■ Exercise goal ■
Reproduce the items below word for word, from the first item through the item that contains "outlier-point: [675, 470, 683, 478]", including both.

■ Supplied records ■
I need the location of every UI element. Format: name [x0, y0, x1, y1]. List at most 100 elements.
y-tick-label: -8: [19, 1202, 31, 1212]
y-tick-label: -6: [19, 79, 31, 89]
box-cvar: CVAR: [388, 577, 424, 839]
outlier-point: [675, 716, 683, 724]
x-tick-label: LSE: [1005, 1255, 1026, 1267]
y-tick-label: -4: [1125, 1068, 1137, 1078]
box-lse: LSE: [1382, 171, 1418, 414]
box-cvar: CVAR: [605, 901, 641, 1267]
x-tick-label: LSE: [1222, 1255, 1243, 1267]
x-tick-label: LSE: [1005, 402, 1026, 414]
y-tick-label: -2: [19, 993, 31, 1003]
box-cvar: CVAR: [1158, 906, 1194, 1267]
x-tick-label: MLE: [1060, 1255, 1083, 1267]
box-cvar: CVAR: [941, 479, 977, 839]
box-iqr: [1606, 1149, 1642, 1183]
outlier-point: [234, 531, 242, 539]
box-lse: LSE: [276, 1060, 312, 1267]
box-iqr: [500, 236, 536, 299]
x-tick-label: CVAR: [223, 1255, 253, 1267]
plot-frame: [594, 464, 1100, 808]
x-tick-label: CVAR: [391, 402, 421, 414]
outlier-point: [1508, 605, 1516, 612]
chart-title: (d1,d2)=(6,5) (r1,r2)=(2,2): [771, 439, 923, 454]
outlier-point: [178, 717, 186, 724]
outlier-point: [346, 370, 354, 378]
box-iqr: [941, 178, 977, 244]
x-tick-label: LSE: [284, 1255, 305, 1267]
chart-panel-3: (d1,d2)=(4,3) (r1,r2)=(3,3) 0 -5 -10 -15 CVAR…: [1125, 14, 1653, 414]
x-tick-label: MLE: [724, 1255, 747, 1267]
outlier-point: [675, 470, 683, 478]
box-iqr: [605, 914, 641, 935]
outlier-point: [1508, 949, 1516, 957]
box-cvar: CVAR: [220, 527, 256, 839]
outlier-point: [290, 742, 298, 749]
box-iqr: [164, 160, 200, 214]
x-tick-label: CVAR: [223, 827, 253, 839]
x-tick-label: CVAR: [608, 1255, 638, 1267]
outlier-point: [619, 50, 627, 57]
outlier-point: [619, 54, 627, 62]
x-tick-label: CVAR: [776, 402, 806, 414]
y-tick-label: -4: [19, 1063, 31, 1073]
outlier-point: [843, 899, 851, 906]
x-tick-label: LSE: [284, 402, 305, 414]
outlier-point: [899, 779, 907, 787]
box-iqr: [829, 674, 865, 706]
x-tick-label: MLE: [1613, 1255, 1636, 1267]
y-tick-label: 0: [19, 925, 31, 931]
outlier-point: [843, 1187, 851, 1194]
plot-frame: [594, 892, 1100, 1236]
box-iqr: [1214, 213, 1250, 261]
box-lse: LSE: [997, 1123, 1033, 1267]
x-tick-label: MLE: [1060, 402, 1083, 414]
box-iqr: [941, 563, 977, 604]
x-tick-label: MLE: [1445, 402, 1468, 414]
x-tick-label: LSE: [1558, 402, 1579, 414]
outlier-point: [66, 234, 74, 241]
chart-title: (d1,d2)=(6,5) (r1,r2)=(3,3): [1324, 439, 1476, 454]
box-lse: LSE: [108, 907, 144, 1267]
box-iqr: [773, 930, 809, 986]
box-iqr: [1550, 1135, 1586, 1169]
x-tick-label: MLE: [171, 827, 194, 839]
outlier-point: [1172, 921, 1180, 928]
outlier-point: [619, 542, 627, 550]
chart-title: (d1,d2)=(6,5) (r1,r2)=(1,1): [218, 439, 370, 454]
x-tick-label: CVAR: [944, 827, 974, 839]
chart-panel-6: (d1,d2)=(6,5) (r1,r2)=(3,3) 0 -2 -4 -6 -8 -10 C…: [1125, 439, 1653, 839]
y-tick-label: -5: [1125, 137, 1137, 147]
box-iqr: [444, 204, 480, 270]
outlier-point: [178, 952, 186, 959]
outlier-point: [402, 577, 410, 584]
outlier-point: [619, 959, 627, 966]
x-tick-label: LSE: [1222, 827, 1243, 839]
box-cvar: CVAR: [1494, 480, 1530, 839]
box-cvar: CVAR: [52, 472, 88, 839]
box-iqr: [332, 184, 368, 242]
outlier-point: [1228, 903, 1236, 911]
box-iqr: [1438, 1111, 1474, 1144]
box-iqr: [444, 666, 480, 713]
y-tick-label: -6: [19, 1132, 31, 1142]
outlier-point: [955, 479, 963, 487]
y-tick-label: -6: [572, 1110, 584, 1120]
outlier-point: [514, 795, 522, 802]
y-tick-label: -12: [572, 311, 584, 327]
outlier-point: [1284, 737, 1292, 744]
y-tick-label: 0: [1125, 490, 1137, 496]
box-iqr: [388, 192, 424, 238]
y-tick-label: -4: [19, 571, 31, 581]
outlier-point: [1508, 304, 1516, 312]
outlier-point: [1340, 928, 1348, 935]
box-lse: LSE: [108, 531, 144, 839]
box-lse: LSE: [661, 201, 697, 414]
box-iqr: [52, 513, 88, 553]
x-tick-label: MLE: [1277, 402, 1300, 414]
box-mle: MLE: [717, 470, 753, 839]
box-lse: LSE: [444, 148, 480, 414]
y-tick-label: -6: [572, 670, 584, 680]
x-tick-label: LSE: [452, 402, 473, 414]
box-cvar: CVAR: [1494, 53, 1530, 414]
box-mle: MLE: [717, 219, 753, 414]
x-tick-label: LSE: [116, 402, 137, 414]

■ Result for this task ■
I need the location of every UI element. Format: name [x0, y0, x1, y1]. List at most 100 elements.
y-tick-label: -8: [19, 1202, 31, 1212]
y-tick-label: -6: [19, 79, 31, 89]
box-cvar: CVAR: [388, 577, 424, 839]
outlier-point: [675, 716, 683, 724]
x-tick-label: LSE: [1005, 1255, 1026, 1267]
y-tick-label: -4: [1125, 1068, 1137, 1078]
box-lse: LSE: [1382, 171, 1418, 414]
box-cvar: CVAR: [605, 901, 641, 1267]
x-tick-label: LSE: [1222, 1255, 1243, 1267]
x-tick-label: LSE: [1005, 402, 1026, 414]
y-tick-label: -2: [19, 993, 31, 1003]
box-cvar: CVAR: [1158, 906, 1194, 1267]
x-tick-label: MLE: [1060, 1255, 1083, 1267]
box-cvar: CVAR: [941, 479, 977, 839]
box-iqr: [1606, 1149, 1642, 1183]
outlier-point: [234, 531, 242, 539]
box-lse: LSE: [276, 1060, 312, 1267]
box-iqr: [500, 236, 536, 299]
x-tick-label: CVAR: [223, 1255, 253, 1267]
plot-frame: [594, 464, 1100, 808]
x-tick-label: CVAR: [391, 402, 421, 414]
outlier-point: [1508, 605, 1516, 612]
chart-title: (d1,d2)=(6,5) (r1,r2)=(2,2): [771, 439, 923, 454]
outlier-point: [178, 717, 186, 724]
outlier-point: [346, 370, 354, 378]
box-iqr: [941, 178, 977, 244]
x-tick-label: LSE: [284, 1255, 305, 1267]
chart-panel-3: (d1,d2)=(4,3) (r1,r2)=(3,3) 0 -5 -10 -15 CVAR…: [1125, 14, 1653, 414]
x-tick-label: MLE: [724, 1255, 747, 1267]
outlier-point: [675, 470, 683, 478]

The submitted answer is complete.